● **What to produce**: Only the number is wanted: count the lines that include the word "durante".

● **Records to process**:
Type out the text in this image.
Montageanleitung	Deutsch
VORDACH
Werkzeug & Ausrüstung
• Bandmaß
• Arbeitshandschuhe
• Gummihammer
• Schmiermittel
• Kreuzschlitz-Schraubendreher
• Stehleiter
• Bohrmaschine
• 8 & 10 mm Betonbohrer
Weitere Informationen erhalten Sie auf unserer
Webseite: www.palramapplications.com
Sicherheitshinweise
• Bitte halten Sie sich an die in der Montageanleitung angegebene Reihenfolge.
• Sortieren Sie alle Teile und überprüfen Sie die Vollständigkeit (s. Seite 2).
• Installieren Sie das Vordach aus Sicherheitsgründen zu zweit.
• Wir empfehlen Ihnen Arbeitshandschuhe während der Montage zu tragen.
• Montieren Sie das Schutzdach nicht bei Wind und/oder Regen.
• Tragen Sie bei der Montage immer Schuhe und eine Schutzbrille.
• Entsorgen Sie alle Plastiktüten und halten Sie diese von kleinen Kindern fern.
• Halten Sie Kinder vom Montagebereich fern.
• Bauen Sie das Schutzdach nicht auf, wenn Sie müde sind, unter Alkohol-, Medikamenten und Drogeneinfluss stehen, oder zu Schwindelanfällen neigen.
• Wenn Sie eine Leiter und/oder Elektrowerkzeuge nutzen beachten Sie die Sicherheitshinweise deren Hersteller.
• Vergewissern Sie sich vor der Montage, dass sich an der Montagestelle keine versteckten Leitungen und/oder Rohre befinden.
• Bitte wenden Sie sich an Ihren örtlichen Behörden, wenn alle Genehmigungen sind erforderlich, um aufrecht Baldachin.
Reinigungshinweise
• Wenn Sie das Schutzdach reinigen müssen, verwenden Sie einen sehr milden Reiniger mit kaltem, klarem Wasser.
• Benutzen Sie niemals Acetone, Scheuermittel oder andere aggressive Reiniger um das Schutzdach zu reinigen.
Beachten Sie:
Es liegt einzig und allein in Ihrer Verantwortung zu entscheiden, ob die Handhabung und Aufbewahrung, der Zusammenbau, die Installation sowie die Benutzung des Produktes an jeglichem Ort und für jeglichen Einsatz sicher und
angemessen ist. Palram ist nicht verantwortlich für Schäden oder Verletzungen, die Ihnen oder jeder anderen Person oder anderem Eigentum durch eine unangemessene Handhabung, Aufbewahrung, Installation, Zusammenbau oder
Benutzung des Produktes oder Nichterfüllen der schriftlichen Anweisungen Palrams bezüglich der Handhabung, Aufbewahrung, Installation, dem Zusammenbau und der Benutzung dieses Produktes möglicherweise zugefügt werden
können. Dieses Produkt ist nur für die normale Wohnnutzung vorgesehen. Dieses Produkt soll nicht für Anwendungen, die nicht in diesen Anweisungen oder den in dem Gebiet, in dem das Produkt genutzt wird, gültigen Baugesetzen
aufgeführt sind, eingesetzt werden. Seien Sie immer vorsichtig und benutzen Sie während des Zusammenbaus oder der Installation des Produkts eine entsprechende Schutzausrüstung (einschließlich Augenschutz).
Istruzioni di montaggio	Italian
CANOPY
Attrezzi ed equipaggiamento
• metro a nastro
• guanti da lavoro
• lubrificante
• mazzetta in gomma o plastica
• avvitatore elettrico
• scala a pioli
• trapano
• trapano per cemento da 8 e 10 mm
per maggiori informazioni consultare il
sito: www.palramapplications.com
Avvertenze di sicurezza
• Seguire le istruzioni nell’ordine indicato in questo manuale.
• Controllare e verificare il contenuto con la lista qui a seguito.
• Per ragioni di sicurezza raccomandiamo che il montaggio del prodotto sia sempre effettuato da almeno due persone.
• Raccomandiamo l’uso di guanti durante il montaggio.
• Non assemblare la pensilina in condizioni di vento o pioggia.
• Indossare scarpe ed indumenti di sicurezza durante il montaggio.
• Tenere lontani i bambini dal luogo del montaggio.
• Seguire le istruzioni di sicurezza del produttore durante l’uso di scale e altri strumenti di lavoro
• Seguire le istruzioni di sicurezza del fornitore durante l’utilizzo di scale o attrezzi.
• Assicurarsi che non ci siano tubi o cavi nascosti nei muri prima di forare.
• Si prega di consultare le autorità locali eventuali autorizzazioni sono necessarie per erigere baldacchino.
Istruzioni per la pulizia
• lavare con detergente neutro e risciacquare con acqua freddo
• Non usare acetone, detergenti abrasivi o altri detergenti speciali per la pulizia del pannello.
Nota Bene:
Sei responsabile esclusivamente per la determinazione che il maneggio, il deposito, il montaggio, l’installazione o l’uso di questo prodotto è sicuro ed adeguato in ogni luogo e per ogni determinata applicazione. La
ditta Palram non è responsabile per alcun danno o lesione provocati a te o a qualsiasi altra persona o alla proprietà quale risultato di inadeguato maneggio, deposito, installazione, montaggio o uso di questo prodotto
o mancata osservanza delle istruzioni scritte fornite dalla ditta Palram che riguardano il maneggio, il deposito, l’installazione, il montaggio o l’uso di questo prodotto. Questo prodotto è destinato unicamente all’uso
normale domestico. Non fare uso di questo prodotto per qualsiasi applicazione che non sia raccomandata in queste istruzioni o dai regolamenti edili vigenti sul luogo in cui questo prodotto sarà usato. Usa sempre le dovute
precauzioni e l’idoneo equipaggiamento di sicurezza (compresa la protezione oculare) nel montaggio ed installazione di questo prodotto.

● **Response below**: 4